#### Given data

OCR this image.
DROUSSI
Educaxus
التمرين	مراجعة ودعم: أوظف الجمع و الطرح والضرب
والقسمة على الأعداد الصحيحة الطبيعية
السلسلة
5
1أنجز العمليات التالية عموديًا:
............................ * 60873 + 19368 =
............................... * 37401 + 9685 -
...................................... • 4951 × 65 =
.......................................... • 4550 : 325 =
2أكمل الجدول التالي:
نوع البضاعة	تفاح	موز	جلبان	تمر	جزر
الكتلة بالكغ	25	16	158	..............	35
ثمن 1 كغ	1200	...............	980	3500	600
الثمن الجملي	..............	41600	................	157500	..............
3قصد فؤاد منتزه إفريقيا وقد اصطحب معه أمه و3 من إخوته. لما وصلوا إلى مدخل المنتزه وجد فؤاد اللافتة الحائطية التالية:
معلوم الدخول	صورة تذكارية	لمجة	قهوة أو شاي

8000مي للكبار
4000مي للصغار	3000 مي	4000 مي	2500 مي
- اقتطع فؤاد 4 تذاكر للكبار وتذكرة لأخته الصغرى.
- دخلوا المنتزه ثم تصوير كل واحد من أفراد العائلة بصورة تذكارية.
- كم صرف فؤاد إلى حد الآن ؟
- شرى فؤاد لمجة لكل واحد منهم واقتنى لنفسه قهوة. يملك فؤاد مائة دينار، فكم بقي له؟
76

########

Working from the material above, retype it in its entirety without change.

### Output
OCR this image.
DROUSSI
Educaxus
التمرين	مراجعة ودعم: أوظف الجمع و الطرح والضرب
والقسمة على الأعداد الصحيحة الطبيعية
السلسلة
5
1أنجز العمليات التالية عموديًا:
............................ * 60873 + 19368 =
............................... * 37401 + 9685 -
...................................... • 4951 × 65 =
.......................................... • 4550 : 325 =
2أكمل الجدول التالي:
نوع البضاعة	تفاح	موز	جلبان	تمر	جزر
الكتلة بالكغ	25	16	158	..............	35
ثمن 1 كغ	1200	...............	980	3500	600
الثمن الجملي	..............	41600	................	157500	..............
3قصد فؤاد منتزه إفريقيا وقد اصطحب معه أمه و3 من إخوته. لما وصلوا إلى مدخل المنتزه وجد فؤاد اللافتة الحائطية التالية:
معلوم الدخول	صورة تذكارية	لمجة	قهوة أو شاي

8000مي للكبار
4000مي للصغار	3000 مي	4000 مي	2500 مي
- اقتطع فؤاد 4 تذاكر للكبار وتذكرة لأخته الصغرى.
- دخلوا المنتزه ثم تصوير كل واحد من أفراد العائلة بصورة تذكارية.
- كم صرف فؤاد إلى حد الآن ؟
- شرى فؤاد لمجة لكل واحد منهم واقتنى لنفسه قهوة. يملك فؤاد مائة دينار، فكم بقي له؟
76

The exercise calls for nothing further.